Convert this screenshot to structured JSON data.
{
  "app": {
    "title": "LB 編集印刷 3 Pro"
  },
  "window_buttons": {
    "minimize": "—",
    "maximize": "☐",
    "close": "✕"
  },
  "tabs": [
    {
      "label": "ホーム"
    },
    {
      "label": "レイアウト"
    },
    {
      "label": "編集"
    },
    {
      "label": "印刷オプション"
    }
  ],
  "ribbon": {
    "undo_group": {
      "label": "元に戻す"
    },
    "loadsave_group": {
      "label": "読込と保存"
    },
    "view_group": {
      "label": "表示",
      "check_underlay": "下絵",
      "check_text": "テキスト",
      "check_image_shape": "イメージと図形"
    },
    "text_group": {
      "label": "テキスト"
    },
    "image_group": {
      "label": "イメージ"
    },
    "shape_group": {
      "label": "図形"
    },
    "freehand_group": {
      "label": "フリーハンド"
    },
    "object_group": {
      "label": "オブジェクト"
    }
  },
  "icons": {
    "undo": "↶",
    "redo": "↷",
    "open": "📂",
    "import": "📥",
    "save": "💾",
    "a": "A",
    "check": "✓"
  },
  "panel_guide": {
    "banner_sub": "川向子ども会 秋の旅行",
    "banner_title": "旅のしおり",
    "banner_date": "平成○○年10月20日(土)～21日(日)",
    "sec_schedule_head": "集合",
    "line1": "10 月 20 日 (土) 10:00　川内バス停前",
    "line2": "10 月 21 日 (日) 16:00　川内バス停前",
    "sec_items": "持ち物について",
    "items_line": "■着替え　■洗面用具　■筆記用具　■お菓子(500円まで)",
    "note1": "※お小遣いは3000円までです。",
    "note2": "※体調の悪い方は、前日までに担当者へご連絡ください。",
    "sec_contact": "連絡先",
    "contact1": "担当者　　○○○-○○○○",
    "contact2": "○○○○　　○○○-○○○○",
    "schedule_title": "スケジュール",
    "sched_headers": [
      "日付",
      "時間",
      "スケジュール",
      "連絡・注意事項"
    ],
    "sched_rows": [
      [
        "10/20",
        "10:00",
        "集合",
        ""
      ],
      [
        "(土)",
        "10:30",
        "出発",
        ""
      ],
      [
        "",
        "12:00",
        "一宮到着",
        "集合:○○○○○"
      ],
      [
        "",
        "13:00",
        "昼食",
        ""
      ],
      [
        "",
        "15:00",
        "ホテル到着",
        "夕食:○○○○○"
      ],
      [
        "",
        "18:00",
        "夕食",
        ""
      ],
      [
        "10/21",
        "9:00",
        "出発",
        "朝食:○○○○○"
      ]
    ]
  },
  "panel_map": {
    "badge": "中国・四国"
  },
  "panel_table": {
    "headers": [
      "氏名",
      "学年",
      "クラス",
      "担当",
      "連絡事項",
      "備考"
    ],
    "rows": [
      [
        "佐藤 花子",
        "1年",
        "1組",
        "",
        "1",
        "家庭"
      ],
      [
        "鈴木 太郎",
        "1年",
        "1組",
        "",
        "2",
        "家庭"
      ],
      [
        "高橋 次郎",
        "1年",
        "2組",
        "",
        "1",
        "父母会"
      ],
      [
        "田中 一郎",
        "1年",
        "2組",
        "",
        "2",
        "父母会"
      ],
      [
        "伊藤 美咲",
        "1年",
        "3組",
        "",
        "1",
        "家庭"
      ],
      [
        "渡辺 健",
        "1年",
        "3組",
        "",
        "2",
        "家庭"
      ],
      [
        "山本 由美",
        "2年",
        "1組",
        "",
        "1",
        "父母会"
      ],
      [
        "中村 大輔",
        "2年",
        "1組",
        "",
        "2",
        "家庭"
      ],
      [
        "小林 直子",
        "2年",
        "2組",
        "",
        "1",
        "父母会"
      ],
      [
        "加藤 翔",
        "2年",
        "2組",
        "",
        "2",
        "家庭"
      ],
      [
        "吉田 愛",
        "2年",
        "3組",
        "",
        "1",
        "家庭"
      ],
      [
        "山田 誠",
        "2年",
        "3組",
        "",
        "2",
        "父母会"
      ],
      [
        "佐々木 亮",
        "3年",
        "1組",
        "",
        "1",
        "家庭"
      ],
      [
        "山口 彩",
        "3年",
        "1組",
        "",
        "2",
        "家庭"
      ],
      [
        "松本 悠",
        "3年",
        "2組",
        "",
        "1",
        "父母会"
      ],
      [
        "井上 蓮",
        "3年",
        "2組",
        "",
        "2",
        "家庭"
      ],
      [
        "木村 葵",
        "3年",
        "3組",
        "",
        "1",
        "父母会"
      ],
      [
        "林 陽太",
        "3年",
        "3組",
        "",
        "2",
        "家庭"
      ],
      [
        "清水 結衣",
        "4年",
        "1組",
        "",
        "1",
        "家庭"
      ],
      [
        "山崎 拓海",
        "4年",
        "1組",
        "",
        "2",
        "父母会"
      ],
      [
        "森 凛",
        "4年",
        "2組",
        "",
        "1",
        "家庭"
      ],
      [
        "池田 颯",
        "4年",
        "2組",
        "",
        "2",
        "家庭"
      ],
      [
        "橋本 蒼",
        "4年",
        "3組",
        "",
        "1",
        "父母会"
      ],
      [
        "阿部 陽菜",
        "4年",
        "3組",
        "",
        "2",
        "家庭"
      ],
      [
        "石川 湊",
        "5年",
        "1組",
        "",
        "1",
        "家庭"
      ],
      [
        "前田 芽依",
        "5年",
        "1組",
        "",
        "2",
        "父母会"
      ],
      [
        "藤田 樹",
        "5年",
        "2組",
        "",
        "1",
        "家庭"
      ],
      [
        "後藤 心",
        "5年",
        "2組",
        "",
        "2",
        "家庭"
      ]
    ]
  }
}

_ _ _ _

SET PROBLEM: Extract the full listing above without altering anything.

ANSWER:
Convert this screenshot to structured JSON data.
{
  "app": {
    "title": "LB 編集印刷 3 Pro"
  },
  "window_buttons": {
    "minimize": "—",
    "maximize": "☐",
    "close": "✕"
  },
  "tabs": [
    {
      "label": "ホーム"
    },
    {
      "label": "レイアウト"
    },
    {
      "label": "編集"
    },
    {
      "label": "印刷オプション"
    }
  ],
  "ribbon": {
    "undo_group": {
      "label": "元に戻す"
    },
    "loadsave_group": {
      "label": "読込と保存"
    },
    "view_group": {
      "label": "表示",
      "check_underlay": "下絵",
      "check_text": "テキスト",
      "check_image_shape": "イメージと図形"
    },
    "text_group": {
      "label": "テキスト"
    },
    "image_group": {
      "label": "イメージ"
    },
    "shape_group": {
      "label": "図形"
    },
    "freehand_group": {
      "label": "フリーハンド"
    },
    "object_group": {
      "label": "オブジェクト"
    }
  },
  "icons": {
    "undo": "↶",
    "redo": "↷",
    "open": "📂",
    "import": "📥",
    "save": "💾",
    "a": "A",
    "check": "✓"
  },
  "panel_guide": {
    "banner_sub": "川向子ども会 秋の旅行",
    "banner_title": "旅のしおり",
    "banner_date": "平成○○年10月20日(土)～21日(日)",
    "sec_schedule_head": "集合",
    "line1": "10 月 20 日 (土) 10:00　川内バス停前",
    "line2": "10 月 21 日 (日) 16:00　川内バス停前",
    "sec_items": "持ち物について",
    "items_line": "■着替え　■洗面用具　■筆記用具　■お菓子(500円まで)",
    "note1": "※お小遣いは3000円までです。",
    "note2": "※体調の悪い方は、前日までに担当者へご連絡ください。",
    "sec_contact": "連絡先",
    "contact1": "担当者　　○○○-○○○○",
    "contact2": "○○○○　　○○○-○○○○",
    "schedule_title": "スケジュール",
    "sched_headers": [
      "日付",
      "時間",
      "スケジュール",
      "連絡・注意事項"
    ],
    "sched_rows": [
      [
        "10/20",
        "10:00",
        "集合",
        ""
      ],
      [
        "(土)",
        "10:30",
        "出発",
        ""
      ],
      [
        "",
        "12:00",
        "一宮到着",
        "集合:○○○○○"
      ],
      [
        "",
        "13:00",
        "昼食",
        ""
      ],
      [
        "",
        "15:00",
        "ホテル到着",
        "夕食:○○○○○"
      ],
      [
        "",
        "18:00",
        "夕食",
        ""
      ],
      [
        "10/21",
        "9:00",
        "出発",
        "朝食:○○○○○"
      ]
    ]
  },
  "panel_map": {
    "badge": "中国・四国"
  },
  "panel_table": {
    "headers": [
      "氏名",
      "学年",
      "クラス",
      "担当",
      "連絡事項",
      "備考"
    ],
    "rows": [
      [
        "佐藤 花子",
        "1年",
        "1組",
        "",
        "1",
        "家庭"
      ],
      [
        "鈴木 太郎",
        "1年",
        "1組",
        "",
        "2",
        "家庭"
      ],
      [
        "高橋 次郎",
        "1年",
        "2組",
        "",
        "1",
        "父母会"
      ],
      [
        "田中 一郎",
        "1年",
        "2組",
        "",
        "2",
        "父母会"
      ],
      [
        "伊藤 美咲",
        "1年",
        "3組",
        "",
        "1",
        "家庭"
      ],
      [
        "渡辺 健",
        "1年",
        "3組",
        "",
        "2",
        "家庭"
      ],
      [
        "山本 由美",
        "2年",
        "1組",
        "",
        "1",
        "父母会"
      ],
      [
        "中村 大輔",
        "2年",
        "1組",
        "",
        "2",
        "家庭"
      ],
      [
        "小林 直子",
        "2年",
        "2組",
        "",
        "1",
        "父母会"
      ],
      [
        "加藤 翔",
        "2年",
        "2組",
        "",
        "2",
        "家庭"
      ],
      [
        "吉田 愛",
        "2年",
        "3組",
        "",
        "1",
        "家庭"
      ],
      [
        "山田 誠",
        "2年",
        "3組",
        "",
        "2",
        "父母会"
      ],
      [
        "佐々木 亮",
        "3年",
        "1組",
        "",
        "1",
        "家庭"
      ],
      [
        "山口 彩",
        "3年",
        "1組",
        "",
        "2",
        "家庭"
      ],
      [
        "松本 悠",
        "3年",
        "2組",
        "",
        "1",
        "父母会"
      ],
      [
        "井上 蓮",
        "3年",
        "2組",
        "",
        "2",
        "家庭"
      ],
      [
        "木村 葵",
        "3年",
        "3組",
        "",
        "1",
        "父母会"
      ],
      [
        "林 陽太",
        "3年",
        "3組",
        "",
        "2",
        "家庭"
      ],
      [
        "清水 結衣",
        "4年",
        "1組",
        "",
        "1",
        "家庭"
      ],
      [
        "山崎 拓海",
        "4年",
        "1組",
        "",
        "2",
        "父母会"
      ],
      [
        "森 凛",
        "4年",
        "2組",
        "",
        "1",
        "家庭"
      ],
      [
        "池田 颯",
        "4年",
        "2組",
        "",
        "2",
        "家庭"
      ],
      [
        "橋本 蒼",
        "4年",
        "3組",
        "",
        "1",
        "父母会"
      ],
      [
        "阿部 陽菜",
        "4年",
        "3組",
        "",
        "2",
        "家庭"
      ],
      [
        "石川 湊",
        "5年",
        "1組",
        "",
        "1",
        "家庭"
      ],
      [
        "前田 芽依",
        "5年",
        "1組",
        "",
        "2",
        "父母会"
      ],
      [
        "藤田 樹",
        "5年",
        "2組",
        "",
        "1",
        "家庭"
      ],
      [
        "後藤 心",
        "5年",
        "2組",
        "",
        "2",
        "家庭"
      ]
    ]
  }
}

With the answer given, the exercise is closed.